CHALLENGE
Locate the string "name" in the records below. Copy every line where it occurs.

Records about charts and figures
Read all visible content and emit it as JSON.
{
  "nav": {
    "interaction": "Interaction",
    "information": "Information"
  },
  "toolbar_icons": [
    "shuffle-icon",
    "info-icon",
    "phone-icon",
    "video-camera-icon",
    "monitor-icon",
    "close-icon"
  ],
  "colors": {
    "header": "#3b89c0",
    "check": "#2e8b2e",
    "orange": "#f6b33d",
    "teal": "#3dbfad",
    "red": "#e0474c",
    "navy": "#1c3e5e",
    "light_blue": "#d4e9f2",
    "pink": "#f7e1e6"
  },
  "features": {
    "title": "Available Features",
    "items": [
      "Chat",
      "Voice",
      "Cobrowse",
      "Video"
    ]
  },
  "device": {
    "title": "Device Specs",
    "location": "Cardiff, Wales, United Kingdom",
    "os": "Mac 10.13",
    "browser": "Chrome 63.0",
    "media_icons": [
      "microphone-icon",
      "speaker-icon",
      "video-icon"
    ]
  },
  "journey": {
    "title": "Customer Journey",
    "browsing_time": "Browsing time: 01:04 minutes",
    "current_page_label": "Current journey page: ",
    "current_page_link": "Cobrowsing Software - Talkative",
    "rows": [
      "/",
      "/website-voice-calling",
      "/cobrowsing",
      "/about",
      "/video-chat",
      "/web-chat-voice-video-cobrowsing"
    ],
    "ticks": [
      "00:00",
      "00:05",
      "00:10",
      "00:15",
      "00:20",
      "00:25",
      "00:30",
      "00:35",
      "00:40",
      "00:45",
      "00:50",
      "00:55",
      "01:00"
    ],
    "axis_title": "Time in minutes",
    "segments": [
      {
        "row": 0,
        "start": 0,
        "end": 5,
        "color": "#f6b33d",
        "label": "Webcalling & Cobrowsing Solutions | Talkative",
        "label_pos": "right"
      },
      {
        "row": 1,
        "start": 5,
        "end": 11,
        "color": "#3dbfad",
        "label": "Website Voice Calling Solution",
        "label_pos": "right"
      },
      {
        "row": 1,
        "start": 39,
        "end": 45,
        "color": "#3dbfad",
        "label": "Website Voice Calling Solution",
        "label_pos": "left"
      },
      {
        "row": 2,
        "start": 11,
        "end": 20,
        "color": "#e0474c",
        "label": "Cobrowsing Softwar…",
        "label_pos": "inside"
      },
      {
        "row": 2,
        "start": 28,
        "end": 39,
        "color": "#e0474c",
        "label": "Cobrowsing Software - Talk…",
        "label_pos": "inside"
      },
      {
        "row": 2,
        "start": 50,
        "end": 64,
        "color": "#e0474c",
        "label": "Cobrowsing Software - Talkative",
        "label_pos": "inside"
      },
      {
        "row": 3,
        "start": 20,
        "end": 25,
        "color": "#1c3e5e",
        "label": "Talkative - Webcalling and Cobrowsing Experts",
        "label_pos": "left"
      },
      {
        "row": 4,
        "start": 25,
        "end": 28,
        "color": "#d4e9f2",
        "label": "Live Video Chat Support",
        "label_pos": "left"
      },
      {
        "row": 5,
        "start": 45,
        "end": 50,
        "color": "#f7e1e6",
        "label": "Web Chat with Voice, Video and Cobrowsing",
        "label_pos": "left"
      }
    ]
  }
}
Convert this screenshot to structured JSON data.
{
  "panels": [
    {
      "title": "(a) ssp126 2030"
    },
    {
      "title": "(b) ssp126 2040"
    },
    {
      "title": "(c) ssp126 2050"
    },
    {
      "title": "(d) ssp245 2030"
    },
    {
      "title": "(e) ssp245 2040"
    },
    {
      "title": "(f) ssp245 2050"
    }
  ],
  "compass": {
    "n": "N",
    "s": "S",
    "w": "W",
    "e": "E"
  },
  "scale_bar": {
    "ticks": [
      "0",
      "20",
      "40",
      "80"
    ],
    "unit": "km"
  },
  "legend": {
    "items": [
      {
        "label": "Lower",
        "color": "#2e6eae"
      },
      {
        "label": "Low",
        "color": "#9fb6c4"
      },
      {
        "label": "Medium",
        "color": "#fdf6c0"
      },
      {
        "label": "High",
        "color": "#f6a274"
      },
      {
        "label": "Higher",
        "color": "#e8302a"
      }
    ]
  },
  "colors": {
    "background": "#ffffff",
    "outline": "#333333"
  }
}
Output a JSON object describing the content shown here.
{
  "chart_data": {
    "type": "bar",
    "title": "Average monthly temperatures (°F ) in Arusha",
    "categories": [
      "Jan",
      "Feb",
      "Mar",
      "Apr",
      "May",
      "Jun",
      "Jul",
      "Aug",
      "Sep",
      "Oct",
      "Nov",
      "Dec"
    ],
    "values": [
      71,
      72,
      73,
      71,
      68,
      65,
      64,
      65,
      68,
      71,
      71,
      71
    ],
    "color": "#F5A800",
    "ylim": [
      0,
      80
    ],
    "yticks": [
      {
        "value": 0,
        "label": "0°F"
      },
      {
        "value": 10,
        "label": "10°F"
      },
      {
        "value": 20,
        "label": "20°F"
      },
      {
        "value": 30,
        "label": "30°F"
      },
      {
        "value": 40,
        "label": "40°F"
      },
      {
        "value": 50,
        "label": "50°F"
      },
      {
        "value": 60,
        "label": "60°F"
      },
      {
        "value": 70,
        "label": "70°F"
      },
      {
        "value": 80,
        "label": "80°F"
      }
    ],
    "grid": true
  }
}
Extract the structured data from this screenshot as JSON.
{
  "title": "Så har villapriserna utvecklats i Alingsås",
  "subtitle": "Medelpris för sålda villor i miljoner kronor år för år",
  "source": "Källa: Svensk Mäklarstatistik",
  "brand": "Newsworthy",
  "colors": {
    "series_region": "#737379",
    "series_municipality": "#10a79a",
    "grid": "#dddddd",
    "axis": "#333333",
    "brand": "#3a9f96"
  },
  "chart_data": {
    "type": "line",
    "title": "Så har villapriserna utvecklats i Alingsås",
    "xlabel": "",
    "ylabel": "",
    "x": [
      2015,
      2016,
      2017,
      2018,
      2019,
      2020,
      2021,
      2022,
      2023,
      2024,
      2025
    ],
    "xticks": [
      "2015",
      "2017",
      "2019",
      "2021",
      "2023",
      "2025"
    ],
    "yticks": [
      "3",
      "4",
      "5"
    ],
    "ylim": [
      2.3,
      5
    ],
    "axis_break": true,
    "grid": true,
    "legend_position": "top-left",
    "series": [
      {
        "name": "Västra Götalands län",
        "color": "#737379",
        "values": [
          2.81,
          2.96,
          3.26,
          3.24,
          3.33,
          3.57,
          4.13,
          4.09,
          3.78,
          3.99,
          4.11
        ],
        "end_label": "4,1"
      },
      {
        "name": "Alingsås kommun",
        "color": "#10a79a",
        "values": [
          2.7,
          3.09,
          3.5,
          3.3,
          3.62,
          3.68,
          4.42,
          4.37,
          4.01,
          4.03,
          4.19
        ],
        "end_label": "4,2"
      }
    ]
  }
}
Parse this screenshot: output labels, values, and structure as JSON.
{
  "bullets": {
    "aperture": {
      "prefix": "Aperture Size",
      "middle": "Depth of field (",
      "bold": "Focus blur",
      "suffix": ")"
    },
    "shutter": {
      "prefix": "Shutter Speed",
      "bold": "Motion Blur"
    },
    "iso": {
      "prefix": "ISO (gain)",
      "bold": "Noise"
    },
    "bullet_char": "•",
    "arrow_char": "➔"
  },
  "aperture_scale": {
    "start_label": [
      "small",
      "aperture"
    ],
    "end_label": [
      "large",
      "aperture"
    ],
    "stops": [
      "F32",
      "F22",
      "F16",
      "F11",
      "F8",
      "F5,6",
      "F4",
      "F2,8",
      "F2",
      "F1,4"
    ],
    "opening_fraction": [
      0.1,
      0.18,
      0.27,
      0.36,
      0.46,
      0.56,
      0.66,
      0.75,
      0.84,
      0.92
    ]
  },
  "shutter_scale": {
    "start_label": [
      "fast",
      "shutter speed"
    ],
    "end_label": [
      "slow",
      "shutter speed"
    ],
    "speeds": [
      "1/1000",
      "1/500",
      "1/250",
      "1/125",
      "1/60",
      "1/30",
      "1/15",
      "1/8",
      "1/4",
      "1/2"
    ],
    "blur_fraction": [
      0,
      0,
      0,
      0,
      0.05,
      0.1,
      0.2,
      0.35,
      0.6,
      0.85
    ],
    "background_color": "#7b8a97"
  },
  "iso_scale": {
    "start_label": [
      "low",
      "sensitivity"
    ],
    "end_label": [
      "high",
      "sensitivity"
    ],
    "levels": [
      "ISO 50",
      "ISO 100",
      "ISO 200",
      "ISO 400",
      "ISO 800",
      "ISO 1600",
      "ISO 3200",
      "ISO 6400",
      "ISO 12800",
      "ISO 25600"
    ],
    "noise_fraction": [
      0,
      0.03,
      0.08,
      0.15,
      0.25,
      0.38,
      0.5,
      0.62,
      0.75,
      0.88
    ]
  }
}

SOLVED PROBLEM
        "name": "Västra Götalands län",
        "name": "Alingsås kommun",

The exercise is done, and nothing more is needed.